/---
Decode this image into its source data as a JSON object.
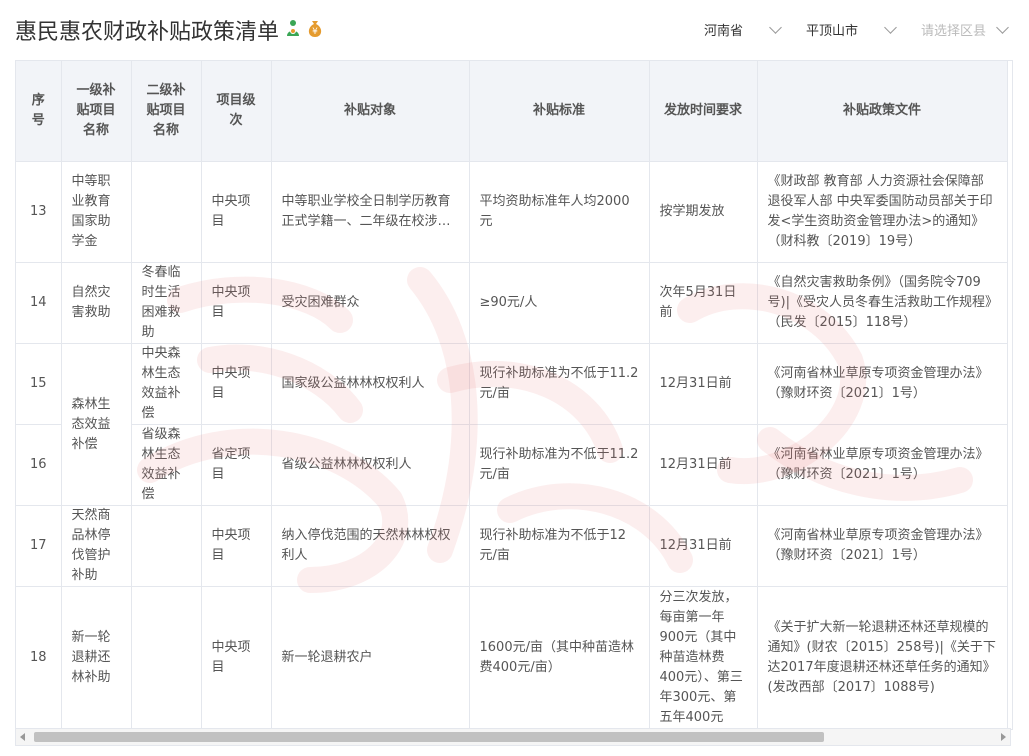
{
  "title": "惠民惠农财政补贴政策清单",
  "filters": {
    "province": "河南省",
    "city": "平顶山市",
    "county_placeholder": "请选择区县"
  },
  "columns": [
    "序号",
    "一级补贴项目名称",
    "二级补贴项目名称",
    "项目级次",
    "补贴对象",
    "补贴标准",
    "发放时间要求",
    "补贴政策文件"
  ],
  "rows": [
    {
      "no": "13",
      "l1": "中等职业教育国家助学金",
      "l2": "",
      "level": "中央项目",
      "target": "中等职业学校全日制学历教育正式学籍一、二年级在校涉农专...",
      "standard": "平均资助标准年人均2000元",
      "time": "按学期发放",
      "doc": "《财政部 教育部 人力资源社会保障部 退役军人部 中央军委国防动员部关于印发<学生资助资金管理办法>的通知》（财科教〔2019〕19号）"
    },
    {
      "no": "14",
      "l1": "自然灾害救助",
      "l2": "冬春临时生活困难救助",
      "level": "中央项目",
      "target": "受灾困难群众",
      "standard": "≥90元/人",
      "time": "次年5月31日前",
      "doc": "《自然灾害救助条例》（国务院令709号)|《受灾人员冬春生活救助工作规程》（民发〔2015〕118号）"
    },
    {
      "no": "15",
      "l1": "森林生态效益补偿",
      "l2": "中央森林生态效益补偿",
      "level": "中央项目",
      "target": "国家级公益林林权权利人",
      "standard": "现行补助标准为不低于11.2元/亩",
      "time": "12月31日前",
      "doc": "《河南省林业草原专项资金管理办法》（豫财环资〔2021〕1号）"
    },
    {
      "no": "16",
      "l1": "",
      "l2": "省级森林生态效益补偿",
      "level": "省定项目",
      "target": "省级公益林林权权利人",
      "standard": "现行补助标准为不低于11.2元/亩",
      "time": "12月31日前",
      "doc": "《河南省林业草原专项资金管理办法》（豫财环资〔2021〕1号）"
    },
    {
      "no": "17",
      "l1": "天然商品林停伐管护补助",
      "l2": "",
      "level": "中央项目",
      "target": "纳入停伐范围的天然林林权权利人",
      "standard": "现行补助标准为不低于12元/亩",
      "time": "12月31日前",
      "doc": "《河南省林业草原专项资金管理办法》（豫财环资〔2021〕1号）"
    },
    {
      "no": "18",
      "l1": "新一轮退耕还林补助",
      "l2": "",
      "level": "中央项目",
      "target": "新一轮退耕农户",
      "standard": "1600元/亩（其中种苗造林费400元/亩）",
      "time": "分三次发放，每亩第一年900元（其中种苗造林费400元）、第三年300元、第五年400元",
      "doc": "《关于扩大新一轮退耕还林还草规模的通知》(财农〔2015〕258号)|《关于下达2017年度退耕还林还草任务的通知》(发改西部〔2017〕1088号)"
    }
  ]
}
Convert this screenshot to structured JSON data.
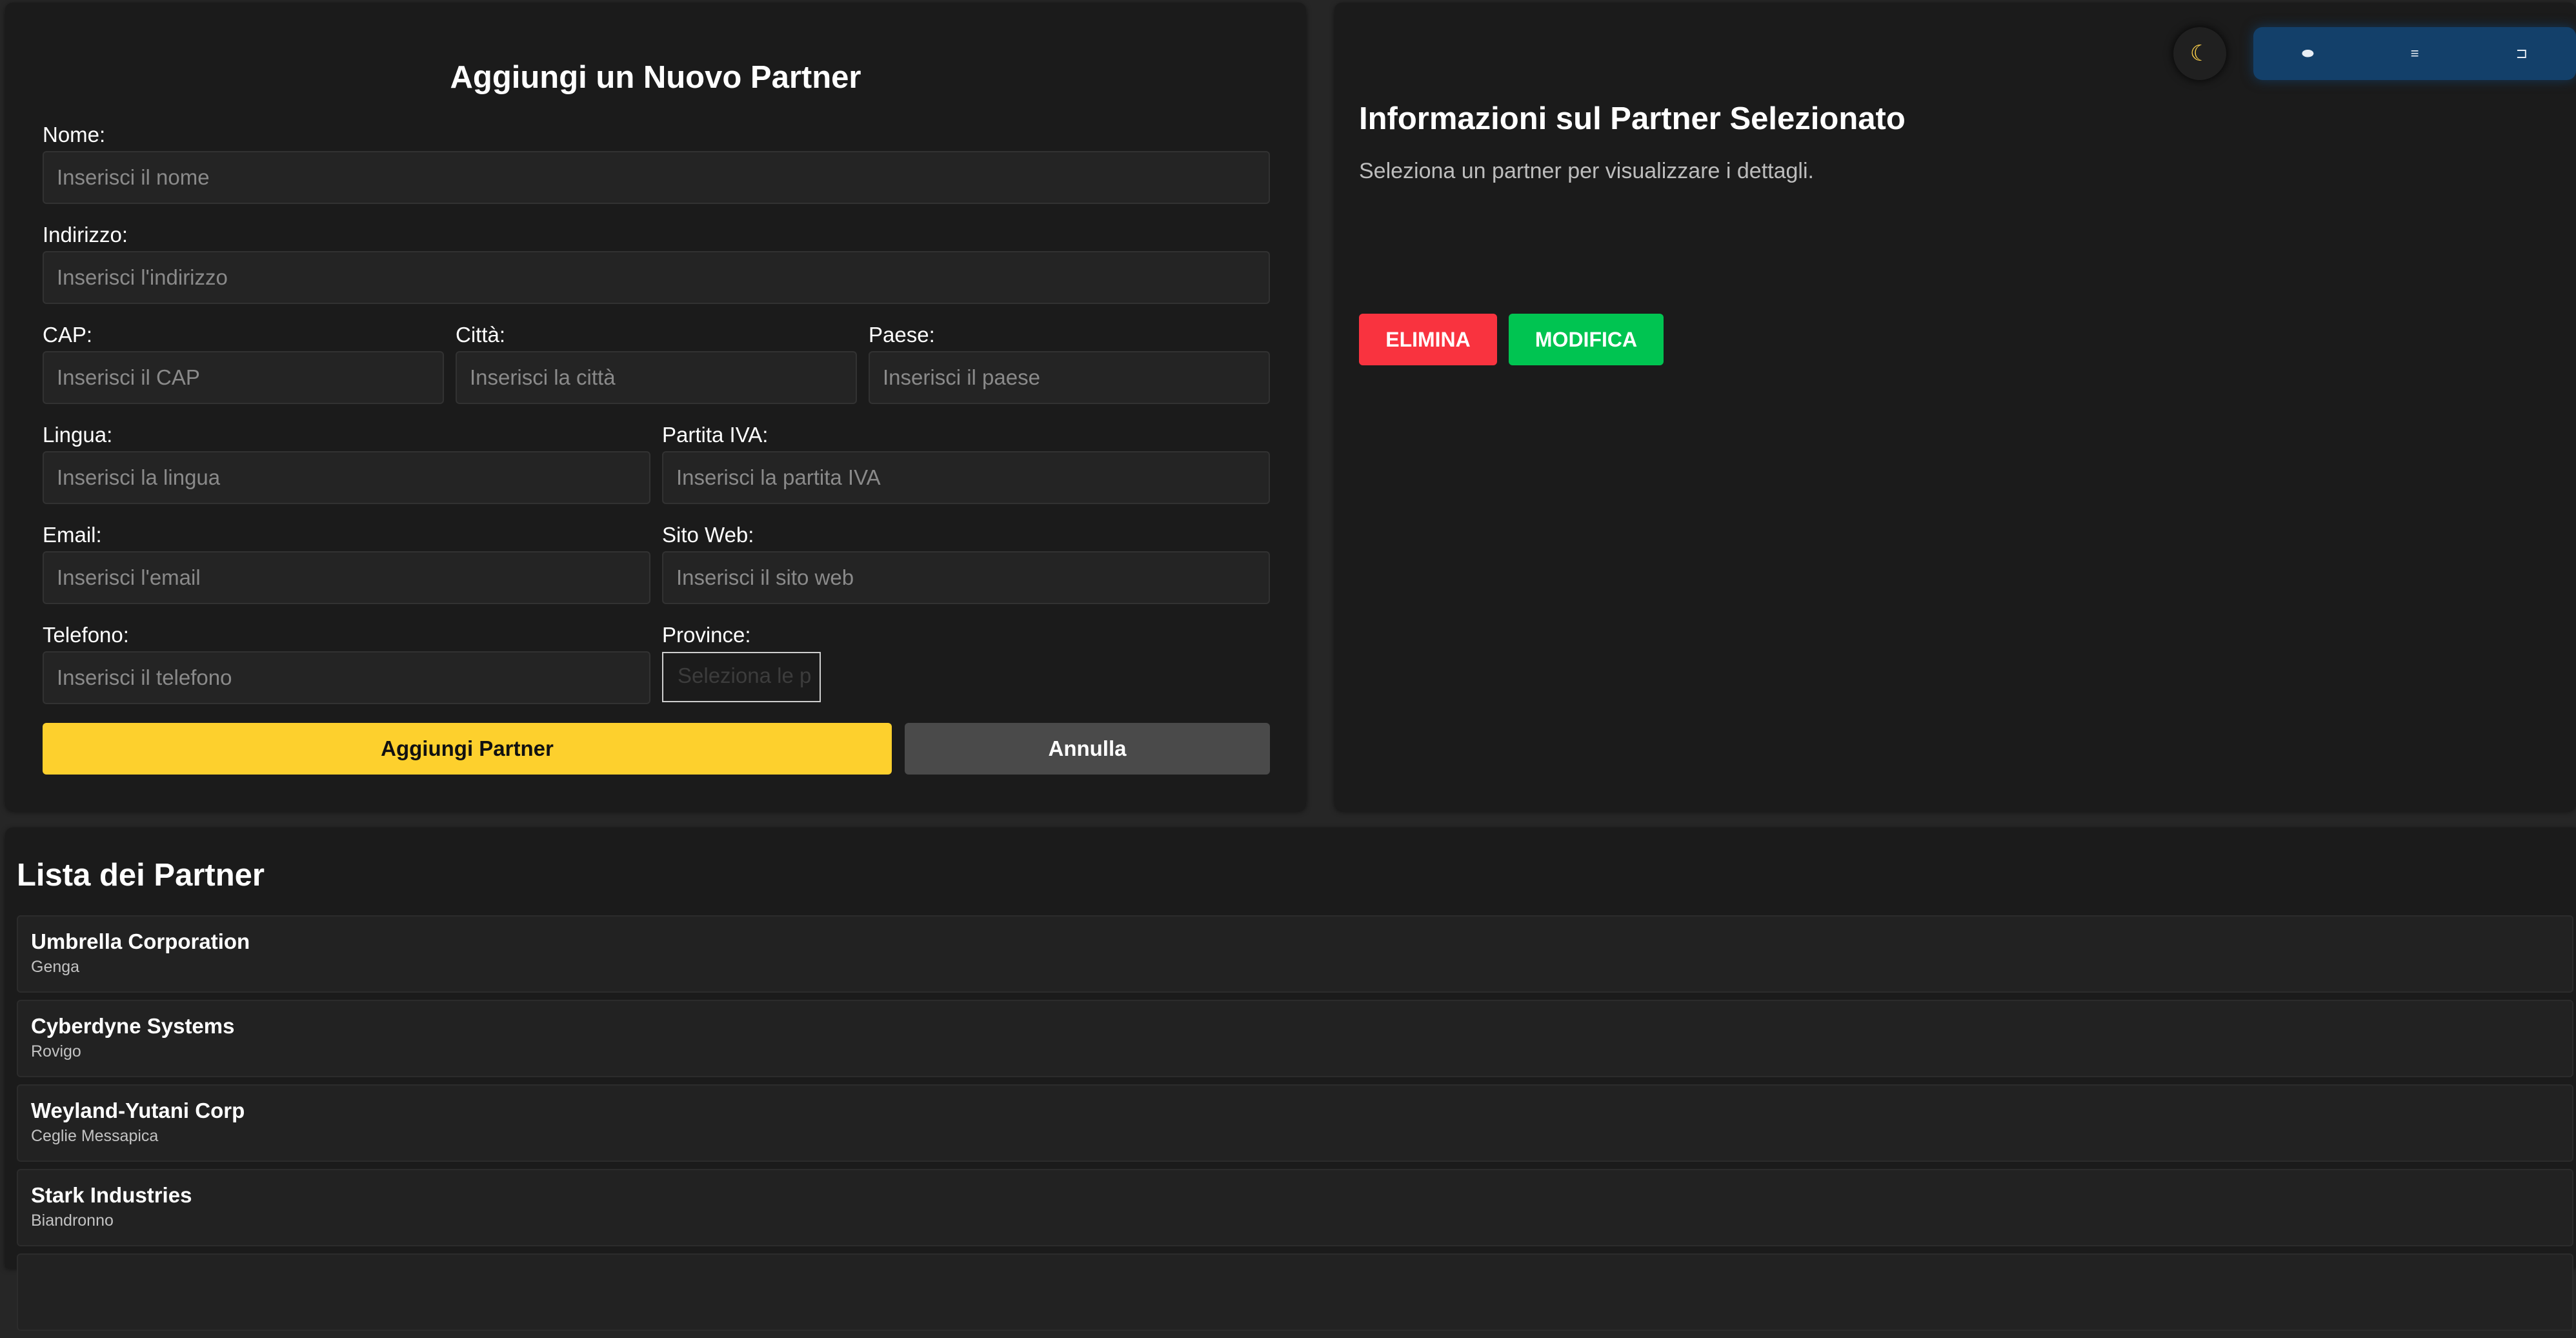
{
  "form": {
    "title": "Aggiungi un Nuovo Partner",
    "fields": {
      "name": {
        "label": "Nome:",
        "placeholder": "Inserisci il nome"
      },
      "address": {
        "label": "Indirizzo:",
        "placeholder": "Inserisci l'indirizzo"
      },
      "cap": {
        "label": "CAP:",
        "placeholder": "Inserisci il CAP"
      },
      "city": {
        "label": "Città:",
        "placeholder": "Inserisci la città"
      },
      "country": {
        "label": "Paese:",
        "placeholder": "Inserisci il paese"
      },
      "language": {
        "label": "Lingua:",
        "placeholder": "Inserisci la lingua"
      },
      "vat": {
        "label": "Partita IVA:",
        "placeholder": "Inserisci la partita IVA"
      },
      "email": {
        "label": "Email:",
        "placeholder": "Inserisci l'email"
      },
      "website": {
        "label": "Sito Web:",
        "placeholder": "Inserisci il sito web"
      },
      "phone": {
        "label": "Telefono:",
        "placeholder": "Inserisci il telefono"
      },
      "province": {
        "label": "Province:",
        "placeholder": "Seleziona le p"
      }
    },
    "submit_label": "Aggiungi Partner",
    "cancel_label": "Annulla"
  },
  "info": {
    "title": "Informazioni sul Partner Selezionato",
    "subtitle": "Seleziona un partner per visualizzare i dettagli.",
    "delete_label": "ELIMINA",
    "edit_label": "MODIFICA"
  },
  "toolbar": {
    "theme_icon": "☾",
    "view_icons": [
      "⬬",
      "≡",
      "⊐"
    ]
  },
  "list": {
    "title": "Lista dei Partner",
    "items": [
      {
        "name": "Umbrella Corporation",
        "city": "Genga"
      },
      {
        "name": "Cyberdyne Systems",
        "city": "Rovigo"
      },
      {
        "name": "Weyland-Yutani Corp",
        "city": "Ceglie Messapica"
      },
      {
        "name": "Stark Industries",
        "city": "Biandronno"
      }
    ]
  },
  "colors": {
    "accent_yellow": "#fdd02d",
    "danger": "#f9333f",
    "success": "#00c451",
    "panel_bg": "#1b1b1b"
  }
}
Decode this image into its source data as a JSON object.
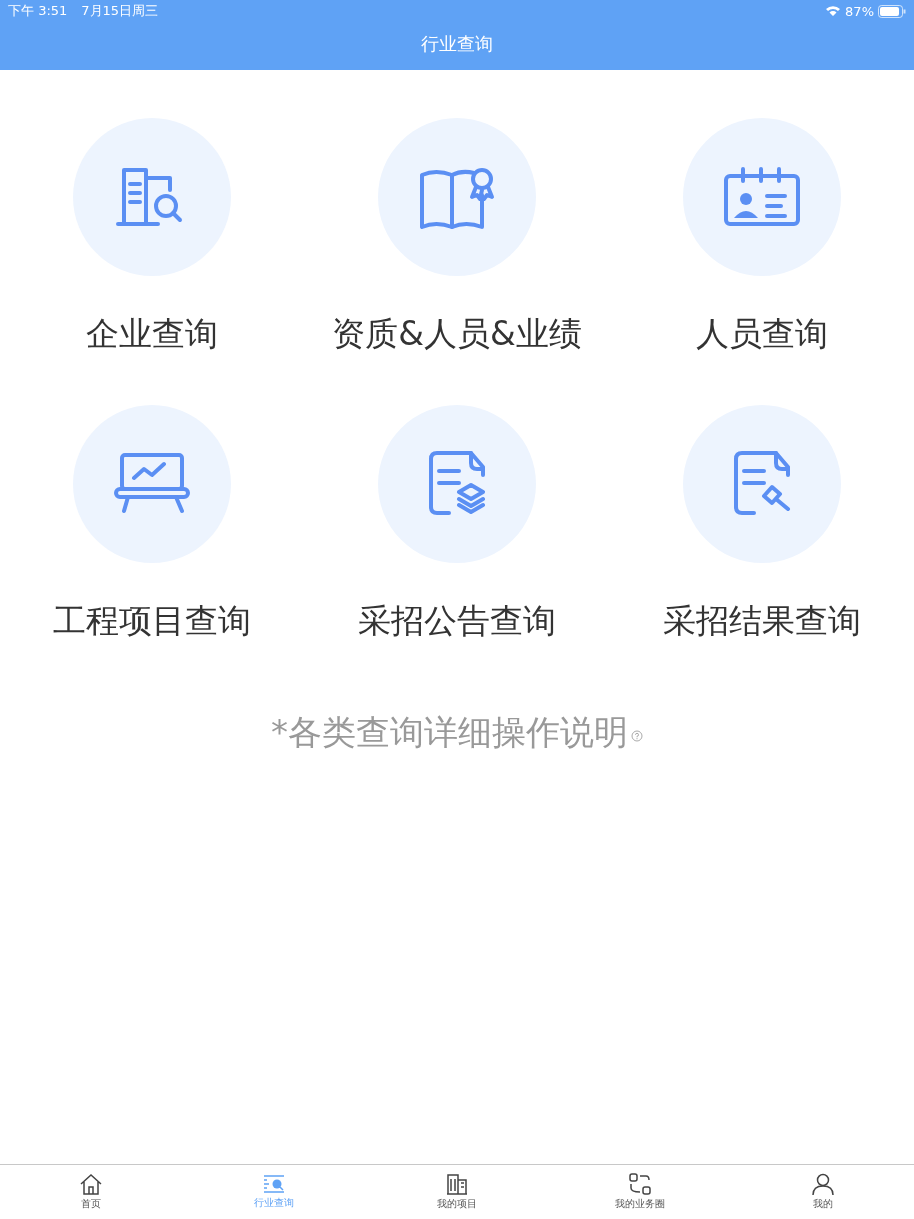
{
  "status_bar": {
    "time": "下午 3:51",
    "date": "7月15日周三",
    "battery": "87%"
  },
  "header": {
    "title": "行业查询"
  },
  "tiles": [
    {
      "label": "企业查询"
    },
    {
      "label": "资质&人员&业绩"
    },
    {
      "label": "人员查询"
    },
    {
      "label": "工程项目查询"
    },
    {
      "label": "采招公告查询"
    },
    {
      "label": "采招结果查询"
    }
  ],
  "note": "*各类查询详细操作说明",
  "tab_bar": [
    {
      "label": "首页",
      "selected": false
    },
    {
      "label": "行业查询",
      "selected": true
    },
    {
      "label": "我的项目",
      "selected": false
    },
    {
      "label": "我的业务圈",
      "selected": false
    },
    {
      "label": "我的",
      "selected": false
    }
  ]
}
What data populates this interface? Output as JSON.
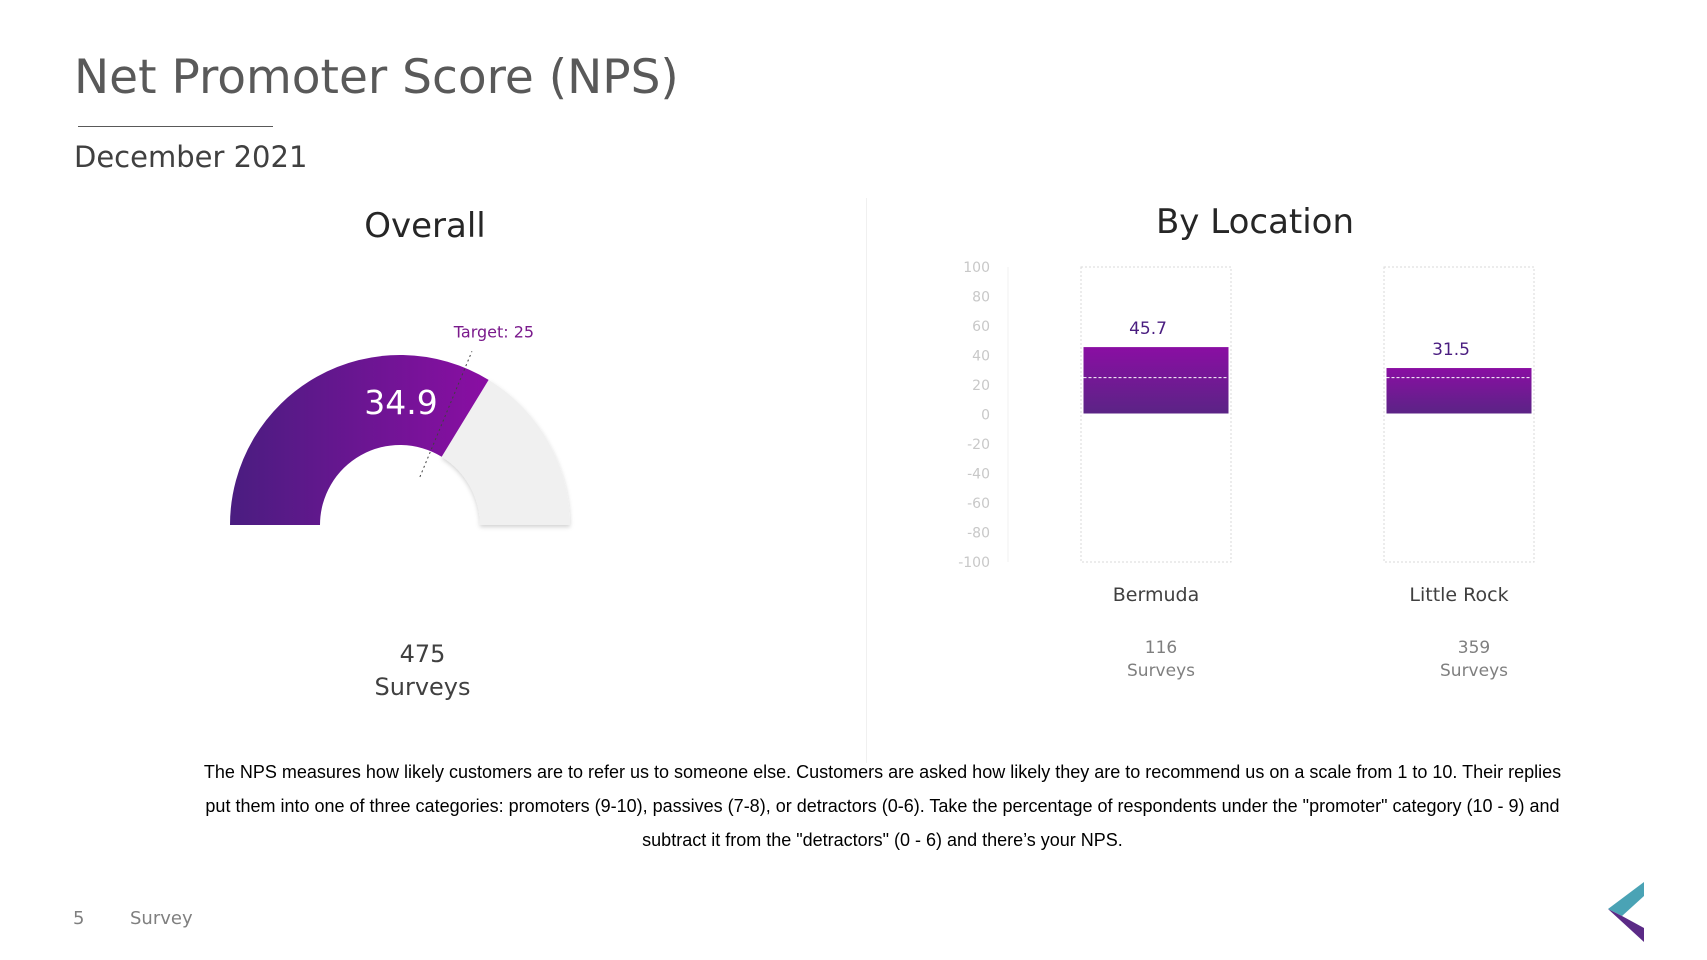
{
  "title": "Net Promoter Score (NPS)",
  "subtitle": "December 2021",
  "overall": {
    "heading": "Overall",
    "score": "34.9",
    "target_label": "Target: 25",
    "count": "475",
    "count_unit": "Surveys"
  },
  "by_location": {
    "heading": "By Location",
    "locations": [
      {
        "name": "Bermuda",
        "value_label": "45.7",
        "count": "116",
        "count_unit": "Surveys"
      },
      {
        "name": "Little Rock",
        "value_label": "31.5",
        "count": "359",
        "count_unit": "Surveys"
      }
    ]
  },
  "description": "The NPS measures how likely customers are to refer us to someone else. Customers are asked how likely they are to recommend us on a scale from 1 to 10. Their replies put them into one of three categories: promoters (9-10), passives (7-8), or detractors (0-6). Take the percentage of respondents under the \"promoter\" category (10 - 9) and subtract it from the \"detractors\" (0 - 6) and there’s your NPS.",
  "footer": {
    "page_number": "5",
    "label": "Survey"
  },
  "colors": {
    "purple_dark": "#4a1d80",
    "purple_bright": "#8a0ea3",
    "gauge_track": "#f0f0f0",
    "target_label": "#7a1a8c",
    "logo_teal": "#4aa3b5",
    "logo_purple": "#5b2a86"
  },
  "chart_data": [
    {
      "type": "gauge",
      "title": "Overall",
      "value": 34.9,
      "target": 25,
      "range": [
        -100,
        100
      ]
    },
    {
      "type": "bar",
      "title": "By Location",
      "categories": [
        "Bermuda",
        "Little Rock"
      ],
      "values": [
        45.7,
        31.5
      ],
      "target": 25,
      "ylim": [
        -100,
        100
      ],
      "yticks": [
        100,
        80,
        60,
        40,
        20,
        0,
        -20,
        -40,
        -60,
        -80,
        -100
      ]
    }
  ]
}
\---
Go through the records and show every line with the string "subtitle" in it.

    "subtitle": "Seleziona un partner per visualizzare i dettagli.",
  "subtitle": "December 2021",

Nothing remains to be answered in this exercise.